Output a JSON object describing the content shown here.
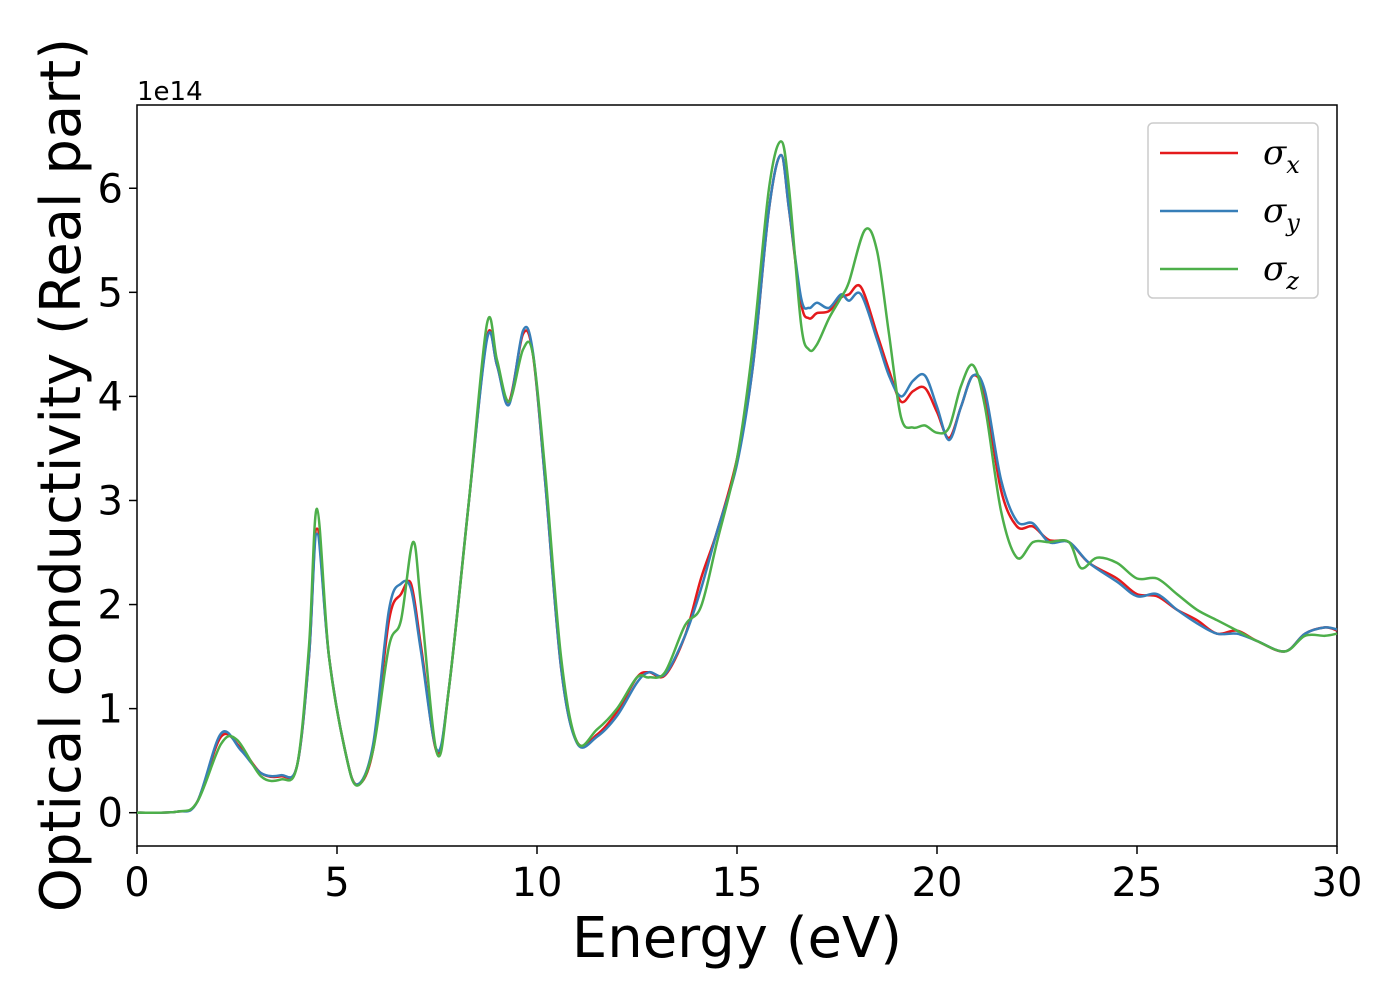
{
  "chart_data": {
    "type": "line",
    "xlabel": "Energy (eV)",
    "ylabel": "Optical conductivity (Real part)",
    "y_offset_text": "1e14",
    "xlim": [
      0,
      30
    ],
    "ylim": [
      -0.32,
      6.8
    ],
    "x_ticks": [
      0,
      5,
      10,
      15,
      20,
      25,
      30
    ],
    "y_ticks": [
      0,
      1,
      2,
      3,
      4,
      5,
      6
    ],
    "grid": false,
    "legend_position": "top-right",
    "series": [
      {
        "name": "σx",
        "symbol": "σ",
        "subscript": "x",
        "color": "#e41a1c",
        "points": [
          [
            0,
            0
          ],
          [
            1,
            0.01
          ],
          [
            1.5,
            0.1
          ],
          [
            2.1,
            0.73
          ],
          [
            2.6,
            0.62
          ],
          [
            3.1,
            0.38
          ],
          [
            3.6,
            0.35
          ],
          [
            4.0,
            0.45
          ],
          [
            4.3,
            1.5
          ],
          [
            4.5,
            2.73
          ],
          [
            4.8,
            1.5
          ],
          [
            5.2,
            0.6
          ],
          [
            5.5,
            0.27
          ],
          [
            5.9,
            0.6
          ],
          [
            6.3,
            1.85
          ],
          [
            6.6,
            2.1
          ],
          [
            6.85,
            2.2
          ],
          [
            7.1,
            1.6
          ],
          [
            7.5,
            0.58
          ],
          [
            7.8,
            1.2
          ],
          [
            8.3,
            3.0
          ],
          [
            8.75,
            4.57
          ],
          [
            9.0,
            4.3
          ],
          [
            9.3,
            3.95
          ],
          [
            9.65,
            4.6
          ],
          [
            9.9,
            4.4
          ],
          [
            10.2,
            3.2
          ],
          [
            10.6,
            1.4
          ],
          [
            11.0,
            0.68
          ],
          [
            11.5,
            0.75
          ],
          [
            12.0,
            0.97
          ],
          [
            12.5,
            1.3
          ],
          [
            12.8,
            1.35
          ],
          [
            13.2,
            1.32
          ],
          [
            13.7,
            1.7
          ],
          [
            14.1,
            2.25
          ],
          [
            14.5,
            2.7
          ],
          [
            15.0,
            3.4
          ],
          [
            15.4,
            4.3
          ],
          [
            15.8,
            5.8
          ],
          [
            16.1,
            6.32
          ],
          [
            16.3,
            5.8
          ],
          [
            16.6,
            4.9
          ],
          [
            16.8,
            4.75
          ],
          [
            17.0,
            4.8
          ],
          [
            17.3,
            4.82
          ],
          [
            17.6,
            4.95
          ],
          [
            17.8,
            4.98
          ],
          [
            18.1,
            5.05
          ],
          [
            18.5,
            4.6
          ],
          [
            18.8,
            4.25
          ],
          [
            19.1,
            3.95
          ],
          [
            19.4,
            4.05
          ],
          [
            19.7,
            4.08
          ],
          [
            20.0,
            3.85
          ],
          [
            20.3,
            3.6
          ],
          [
            20.6,
            3.9
          ],
          [
            20.9,
            4.2
          ],
          [
            21.2,
            4.0
          ],
          [
            21.6,
            3.1
          ],
          [
            22.0,
            2.75
          ],
          [
            22.4,
            2.75
          ],
          [
            22.8,
            2.62
          ],
          [
            23.3,
            2.6
          ],
          [
            23.8,
            2.4
          ],
          [
            24.5,
            2.25
          ],
          [
            25.0,
            2.1
          ],
          [
            25.5,
            2.08
          ],
          [
            26.0,
            1.95
          ],
          [
            26.5,
            1.85
          ],
          [
            27.0,
            1.72
          ],
          [
            27.5,
            1.75
          ],
          [
            28.0,
            1.65
          ],
          [
            28.7,
            1.55
          ],
          [
            29.2,
            1.72
          ],
          [
            29.7,
            1.78
          ],
          [
            30,
            1.75
          ]
        ]
      },
      {
        "name": "σy",
        "symbol": "σ",
        "subscript": "y",
        "color": "#377eb8",
        "points": [
          [
            0,
            0
          ],
          [
            1,
            0.01
          ],
          [
            1.5,
            0.1
          ],
          [
            2.1,
            0.76
          ],
          [
            2.6,
            0.6
          ],
          [
            3.1,
            0.38
          ],
          [
            3.6,
            0.36
          ],
          [
            4.0,
            0.45
          ],
          [
            4.3,
            1.5
          ],
          [
            4.5,
            2.68
          ],
          [
            4.8,
            1.5
          ],
          [
            5.2,
            0.6
          ],
          [
            5.5,
            0.27
          ],
          [
            5.9,
            0.65
          ],
          [
            6.3,
            1.95
          ],
          [
            6.6,
            2.2
          ],
          [
            6.85,
            2.15
          ],
          [
            7.1,
            1.55
          ],
          [
            7.5,
            0.6
          ],
          [
            7.8,
            1.2
          ],
          [
            8.3,
            3.0
          ],
          [
            8.75,
            4.55
          ],
          [
            9.0,
            4.3
          ],
          [
            9.3,
            3.92
          ],
          [
            9.65,
            4.63
          ],
          [
            9.9,
            4.42
          ],
          [
            10.2,
            3.2
          ],
          [
            10.6,
            1.4
          ],
          [
            11.0,
            0.67
          ],
          [
            11.5,
            0.73
          ],
          [
            12.0,
            0.93
          ],
          [
            12.5,
            1.25
          ],
          [
            12.8,
            1.35
          ],
          [
            13.2,
            1.33
          ],
          [
            13.7,
            1.7
          ],
          [
            14.1,
            2.15
          ],
          [
            14.5,
            2.7
          ],
          [
            15.0,
            3.35
          ],
          [
            15.4,
            4.3
          ],
          [
            15.8,
            5.8
          ],
          [
            16.1,
            6.32
          ],
          [
            16.3,
            5.8
          ],
          [
            16.6,
            4.95
          ],
          [
            16.8,
            4.85
          ],
          [
            17.0,
            4.9
          ],
          [
            17.3,
            4.85
          ],
          [
            17.6,
            4.98
          ],
          [
            17.8,
            4.92
          ],
          [
            18.1,
            4.98
          ],
          [
            18.5,
            4.55
          ],
          [
            18.8,
            4.2
          ],
          [
            19.1,
            4.0
          ],
          [
            19.4,
            4.15
          ],
          [
            19.7,
            4.2
          ],
          [
            20.0,
            3.9
          ],
          [
            20.3,
            3.58
          ],
          [
            20.6,
            3.9
          ],
          [
            20.9,
            4.2
          ],
          [
            21.2,
            4.05
          ],
          [
            21.6,
            3.2
          ],
          [
            22.0,
            2.8
          ],
          [
            22.4,
            2.78
          ],
          [
            22.8,
            2.6
          ],
          [
            23.3,
            2.6
          ],
          [
            23.8,
            2.4
          ],
          [
            24.5,
            2.22
          ],
          [
            25.0,
            2.08
          ],
          [
            25.5,
            2.1
          ],
          [
            26.0,
            1.95
          ],
          [
            26.5,
            1.82
          ],
          [
            27.0,
            1.72
          ],
          [
            27.5,
            1.72
          ],
          [
            28.0,
            1.65
          ],
          [
            28.7,
            1.55
          ],
          [
            29.2,
            1.72
          ],
          [
            29.7,
            1.78
          ],
          [
            30,
            1.76
          ]
        ]
      },
      {
        "name": "σz",
        "symbol": "σ",
        "subscript": "z",
        "color": "#4daf4a",
        "points": [
          [
            0,
            0
          ],
          [
            1,
            0.01
          ],
          [
            1.5,
            0.1
          ],
          [
            2.1,
            0.66
          ],
          [
            2.5,
            0.7
          ],
          [
            3.1,
            0.35
          ],
          [
            3.6,
            0.32
          ],
          [
            4.0,
            0.45
          ],
          [
            4.3,
            1.6
          ],
          [
            4.5,
            2.92
          ],
          [
            4.8,
            1.5
          ],
          [
            5.2,
            0.6
          ],
          [
            5.5,
            0.26
          ],
          [
            5.9,
            0.6
          ],
          [
            6.3,
            1.6
          ],
          [
            6.6,
            1.85
          ],
          [
            6.9,
            2.6
          ],
          [
            7.1,
            2.0
          ],
          [
            7.5,
            0.57
          ],
          [
            7.8,
            1.2
          ],
          [
            8.3,
            3.0
          ],
          [
            8.75,
            4.7
          ],
          [
            9.0,
            4.35
          ],
          [
            9.3,
            3.95
          ],
          [
            9.65,
            4.45
          ],
          [
            9.9,
            4.4
          ],
          [
            10.2,
            3.3
          ],
          [
            10.6,
            1.5
          ],
          [
            11.0,
            0.68
          ],
          [
            11.5,
            0.8
          ],
          [
            12.0,
            1.0
          ],
          [
            12.5,
            1.3
          ],
          [
            12.8,
            1.3
          ],
          [
            13.2,
            1.35
          ],
          [
            13.7,
            1.8
          ],
          [
            14.1,
            1.98
          ],
          [
            14.5,
            2.6
          ],
          [
            15.0,
            3.4
          ],
          [
            15.4,
            4.5
          ],
          [
            15.8,
            6.0
          ],
          [
            16.1,
            6.45
          ],
          [
            16.3,
            6.0
          ],
          [
            16.6,
            4.7
          ],
          [
            16.8,
            4.45
          ],
          [
            17.0,
            4.5
          ],
          [
            17.3,
            4.75
          ],
          [
            17.6,
            4.95
          ],
          [
            17.8,
            5.1
          ],
          [
            18.2,
            5.6
          ],
          [
            18.5,
            5.4
          ],
          [
            18.8,
            4.6
          ],
          [
            19.1,
            3.8
          ],
          [
            19.4,
            3.7
          ],
          [
            19.7,
            3.72
          ],
          [
            20.0,
            3.65
          ],
          [
            20.3,
            3.7
          ],
          [
            20.6,
            4.1
          ],
          [
            20.9,
            4.3
          ],
          [
            21.2,
            3.9
          ],
          [
            21.6,
            2.9
          ],
          [
            22.0,
            2.45
          ],
          [
            22.4,
            2.6
          ],
          [
            22.8,
            2.6
          ],
          [
            23.3,
            2.6
          ],
          [
            23.6,
            2.35
          ],
          [
            24.0,
            2.45
          ],
          [
            24.5,
            2.4
          ],
          [
            25.0,
            2.25
          ],
          [
            25.5,
            2.25
          ],
          [
            26.0,
            2.1
          ],
          [
            26.5,
            1.95
          ],
          [
            27.0,
            1.85
          ],
          [
            27.5,
            1.75
          ],
          [
            28.0,
            1.65
          ],
          [
            28.7,
            1.55
          ],
          [
            29.2,
            1.7
          ],
          [
            29.7,
            1.7
          ],
          [
            30,
            1.72
          ]
        ]
      }
    ]
  }
}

====

#### What you have to do
Find each line with the string "subscript" and copy it out.

#### Reply
        "subscript": "x",
        "subscript": "y",
        "subscript": "z",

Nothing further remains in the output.